Exercise goal: Return all entries precisely as they stand, without the images.

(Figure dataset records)
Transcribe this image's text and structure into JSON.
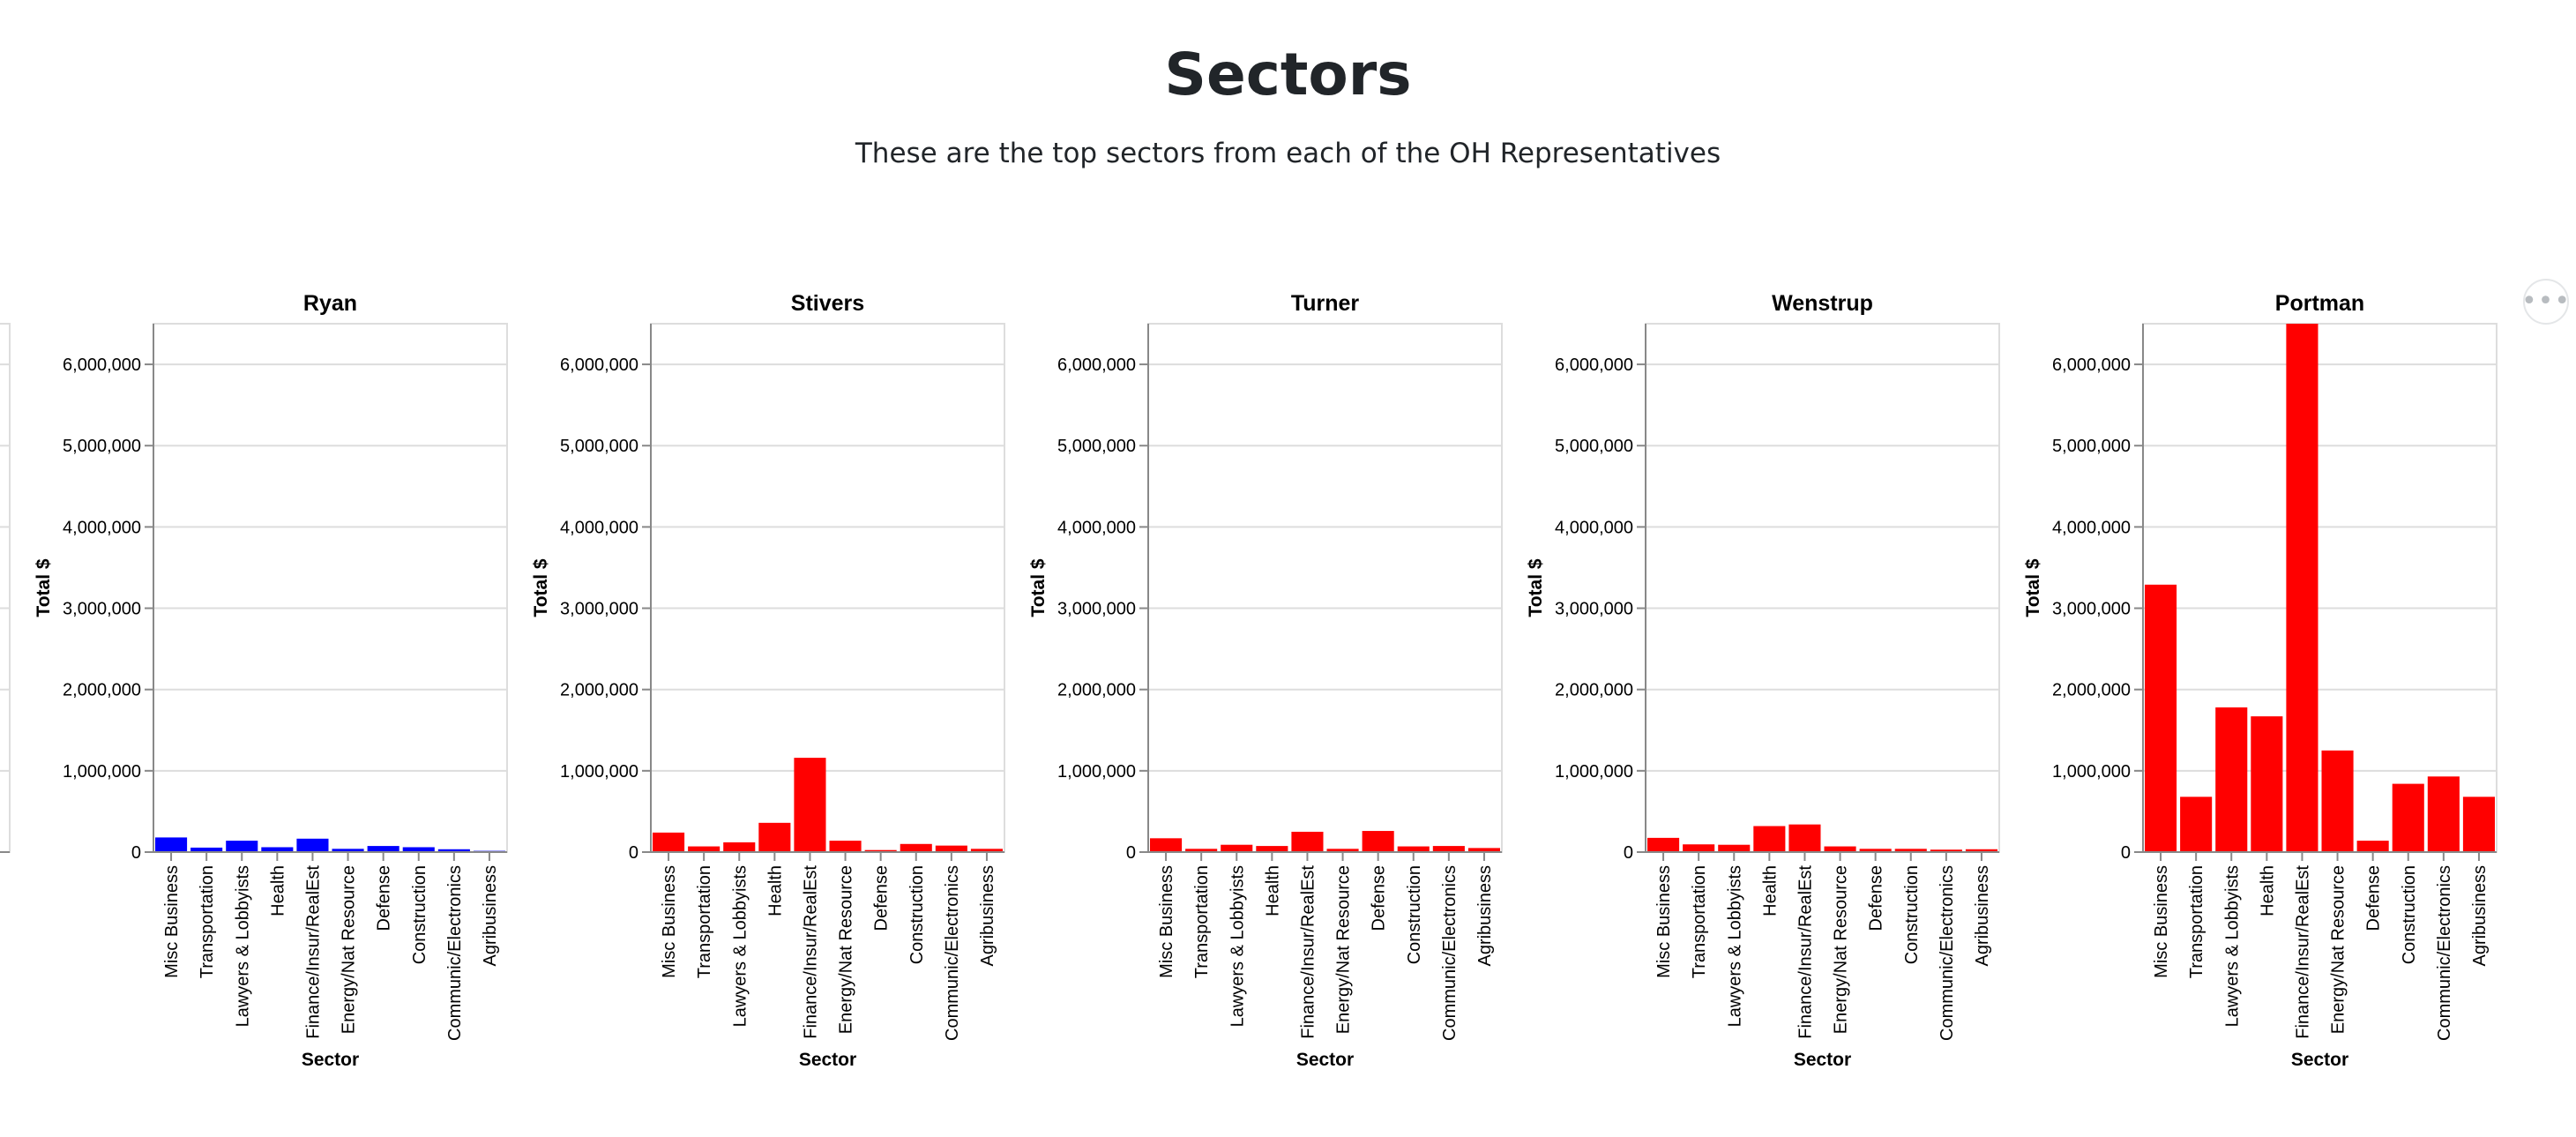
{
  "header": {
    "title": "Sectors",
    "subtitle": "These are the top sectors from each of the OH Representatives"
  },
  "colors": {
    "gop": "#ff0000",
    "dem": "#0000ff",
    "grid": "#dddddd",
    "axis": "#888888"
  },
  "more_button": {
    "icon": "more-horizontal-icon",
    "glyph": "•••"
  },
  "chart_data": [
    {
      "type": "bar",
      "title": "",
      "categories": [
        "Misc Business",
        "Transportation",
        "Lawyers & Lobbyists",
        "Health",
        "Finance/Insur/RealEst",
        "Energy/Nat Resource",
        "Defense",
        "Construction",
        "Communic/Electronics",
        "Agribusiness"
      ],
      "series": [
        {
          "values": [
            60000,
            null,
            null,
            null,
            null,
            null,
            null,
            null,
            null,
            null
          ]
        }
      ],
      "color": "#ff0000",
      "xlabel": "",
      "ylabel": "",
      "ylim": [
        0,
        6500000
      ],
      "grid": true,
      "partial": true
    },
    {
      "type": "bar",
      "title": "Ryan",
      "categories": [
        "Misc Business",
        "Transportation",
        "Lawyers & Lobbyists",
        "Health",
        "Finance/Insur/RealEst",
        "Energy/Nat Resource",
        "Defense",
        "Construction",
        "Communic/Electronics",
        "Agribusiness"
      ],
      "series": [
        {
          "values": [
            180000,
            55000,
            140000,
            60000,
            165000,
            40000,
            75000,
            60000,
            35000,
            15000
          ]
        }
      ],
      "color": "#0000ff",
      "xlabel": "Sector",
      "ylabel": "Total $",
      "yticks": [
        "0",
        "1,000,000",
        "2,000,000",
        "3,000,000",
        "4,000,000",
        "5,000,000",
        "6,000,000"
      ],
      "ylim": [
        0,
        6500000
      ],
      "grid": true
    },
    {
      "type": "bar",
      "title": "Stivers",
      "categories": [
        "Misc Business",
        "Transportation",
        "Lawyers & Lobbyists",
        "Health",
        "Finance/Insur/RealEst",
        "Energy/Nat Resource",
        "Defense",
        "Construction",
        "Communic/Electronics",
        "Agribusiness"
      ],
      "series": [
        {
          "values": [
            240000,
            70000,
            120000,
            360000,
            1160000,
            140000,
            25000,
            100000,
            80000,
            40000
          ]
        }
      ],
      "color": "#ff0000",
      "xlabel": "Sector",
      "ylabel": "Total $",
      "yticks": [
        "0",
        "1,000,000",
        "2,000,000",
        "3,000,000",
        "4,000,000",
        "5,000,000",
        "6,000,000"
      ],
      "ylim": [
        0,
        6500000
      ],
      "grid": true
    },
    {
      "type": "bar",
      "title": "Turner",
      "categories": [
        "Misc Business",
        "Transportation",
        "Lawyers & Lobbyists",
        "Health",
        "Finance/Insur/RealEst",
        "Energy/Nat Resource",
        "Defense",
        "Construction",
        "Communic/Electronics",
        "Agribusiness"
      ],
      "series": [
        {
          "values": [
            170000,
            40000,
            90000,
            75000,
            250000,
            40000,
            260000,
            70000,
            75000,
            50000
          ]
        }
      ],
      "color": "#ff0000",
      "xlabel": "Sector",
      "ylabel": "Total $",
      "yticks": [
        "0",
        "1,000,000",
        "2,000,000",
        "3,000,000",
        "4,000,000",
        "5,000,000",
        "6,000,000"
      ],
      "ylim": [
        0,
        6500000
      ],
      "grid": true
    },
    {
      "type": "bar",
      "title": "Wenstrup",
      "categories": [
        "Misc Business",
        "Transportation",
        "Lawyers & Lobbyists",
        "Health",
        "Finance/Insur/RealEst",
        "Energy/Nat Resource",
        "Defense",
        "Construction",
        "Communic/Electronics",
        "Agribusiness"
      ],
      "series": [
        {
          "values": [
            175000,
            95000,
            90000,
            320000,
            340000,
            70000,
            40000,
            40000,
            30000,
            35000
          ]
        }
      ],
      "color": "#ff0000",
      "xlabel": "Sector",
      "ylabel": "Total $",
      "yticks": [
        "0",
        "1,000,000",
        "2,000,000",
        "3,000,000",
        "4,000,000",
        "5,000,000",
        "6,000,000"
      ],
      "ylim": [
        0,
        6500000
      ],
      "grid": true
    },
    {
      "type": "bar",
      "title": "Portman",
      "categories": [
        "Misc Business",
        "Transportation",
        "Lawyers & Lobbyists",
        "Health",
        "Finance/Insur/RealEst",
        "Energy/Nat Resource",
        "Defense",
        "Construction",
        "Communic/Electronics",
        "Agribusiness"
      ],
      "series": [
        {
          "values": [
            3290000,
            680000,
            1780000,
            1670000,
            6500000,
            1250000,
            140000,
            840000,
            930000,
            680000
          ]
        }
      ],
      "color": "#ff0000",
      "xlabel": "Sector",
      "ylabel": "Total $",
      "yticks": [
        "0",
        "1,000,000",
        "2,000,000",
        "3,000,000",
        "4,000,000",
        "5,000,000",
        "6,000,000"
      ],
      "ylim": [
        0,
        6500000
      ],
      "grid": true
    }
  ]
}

Full answer:
Transcribe this image's text and structure into JSON.
{
  "header": {
    "title": "Sectors",
    "subtitle": "These are the top sectors from each of the OH Representatives"
  },
  "colors": {
    "gop": "#ff0000",
    "dem": "#0000ff",
    "grid": "#dddddd",
    "axis": "#888888"
  },
  "more_button": {
    "icon": "more-horizontal-icon",
    "glyph": "•••"
  },
  "chart_data": [
    {
      "type": "bar",
      "title": "",
      "categories": [
        "Misc Business",
        "Transportation",
        "Lawyers & Lobbyists",
        "Health",
        "Finance/Insur/RealEst",
        "Energy/Nat Resource",
        "Defense",
        "Construction",
        "Communic/Electronics",
        "Agribusiness"
      ],
      "series": [
        {
          "values": [
            60000,
            null,
            null,
            null,
            null,
            null,
            null,
            null,
            null,
            null
          ]
        }
      ],
      "color": "#ff0000",
      "xlabel": "",
      "ylabel": "",
      "ylim": [
        0,
        6500000
      ],
      "grid": true,
      "partial": true
    },
    {
      "type": "bar",
      "title": "Ryan",
      "categories": [
        "Misc Business",
        "Transportation",
        "Lawyers & Lobbyists",
        "Health",
        "Finance/Insur/RealEst",
        "Energy/Nat Resource",
        "Defense",
        "Construction",
        "Communic/Electronics",
        "Agribusiness"
      ],
      "series": [
        {
          "values": [
            180000,
            55000,
            140000,
            60000,
            165000,
            40000,
            75000,
            60000,
            35000,
            15000
          ]
        }
      ],
      "color": "#0000ff",
      "xlabel": "Sector",
      "ylabel": "Total $",
      "yticks": [
        "0",
        "1,000,000",
        "2,000,000",
        "3,000,000",
        "4,000,000",
        "5,000,000",
        "6,000,000"
      ],
      "ylim": [
        0,
        6500000
      ],
      "grid": true
    },
    {
      "type": "bar",
      "title": "Stivers",
      "categories": [
        "Misc Business",
        "Transportation",
        "Lawyers & Lobbyists",
        "Health",
        "Finance/Insur/RealEst",
        "Energy/Nat Resource",
        "Defense",
        "Construction",
        "Communic/Electronics",
        "Agribusiness"
      ],
      "series": [
        {
          "values": [
            240000,
            70000,
            120000,
            360000,
            1160000,
            140000,
            25000,
            100000,
            80000,
            40000
          ]
        }
      ],
      "color": "#ff0000",
      "xlabel": "Sector",
      "ylabel": "Total $",
      "yticks": [
        "0",
        "1,000,000",
        "2,000,000",
        "3,000,000",
        "4,000,000",
        "5,000,000",
        "6,000,000"
      ],
      "ylim": [
        0,
        6500000
      ],
      "grid": true
    },
    {
      "type": "bar",
      "title": "Turner",
      "categories": [
        "Misc Business",
        "Transportation",
        "Lawyers & Lobbyists",
        "Health",
        "Finance/Insur/RealEst",
        "Energy/Nat Resource",
        "Defense",
        "Construction",
        "Communic/Electronics",
        "Agribusiness"
      ],
      "series": [
        {
          "values": [
            170000,
            40000,
            90000,
            75000,
            250000,
            40000,
            260000,
            70000,
            75000,
            50000
          ]
        }
      ],
      "color": "#ff0000",
      "xlabel": "Sector",
      "ylabel": "Total $",
      "yticks": [
        "0",
        "1,000,000",
        "2,000,000",
        "3,000,000",
        "4,000,000",
        "5,000,000",
        "6,000,000"
      ],
      "ylim": [
        0,
        6500000
      ],
      "grid": true
    },
    {
      "type": "bar",
      "title": "Wenstrup",
      "categories": [
        "Misc Business",
        "Transportation",
        "Lawyers & Lobbyists",
        "Health",
        "Finance/Insur/RealEst",
        "Energy/Nat Resource",
        "Defense",
        "Construction",
        "Communic/Electronics",
        "Agribusiness"
      ],
      "series": [
        {
          "values": [
            175000,
            95000,
            90000,
            320000,
            340000,
            70000,
            40000,
            40000,
            30000,
            35000
          ]
        }
      ],
      "color": "#ff0000",
      "xlabel": "Sector",
      "ylabel": "Total $",
      "yticks": [
        "0",
        "1,000,000",
        "2,000,000",
        "3,000,000",
        "4,000,000",
        "5,000,000",
        "6,000,000"
      ],
      "ylim": [
        0,
        6500000
      ],
      "grid": true
    },
    {
      "type": "bar",
      "title": "Portman",
      "categories": [
        "Misc Business",
        "Transportation",
        "Lawyers & Lobbyists",
        "Health",
        "Finance/Insur/RealEst",
        "Energy/Nat Resource",
        "Defense",
        "Construction",
        "Communic/Electronics",
        "Agribusiness"
      ],
      "series": [
        {
          "values": [
            3290000,
            680000,
            1780000,
            1670000,
            6500000,
            1250000,
            140000,
            840000,
            930000,
            680000
          ]
        }
      ],
      "color": "#ff0000",
      "xlabel": "Sector",
      "ylabel": "Total $",
      "yticks": [
        "0",
        "1,000,000",
        "2,000,000",
        "3,000,000",
        "4,000,000",
        "5,000,000",
        "6,000,000"
      ],
      "ylim": [
        0,
        6500000
      ],
      "grid": true
    }
  ]
}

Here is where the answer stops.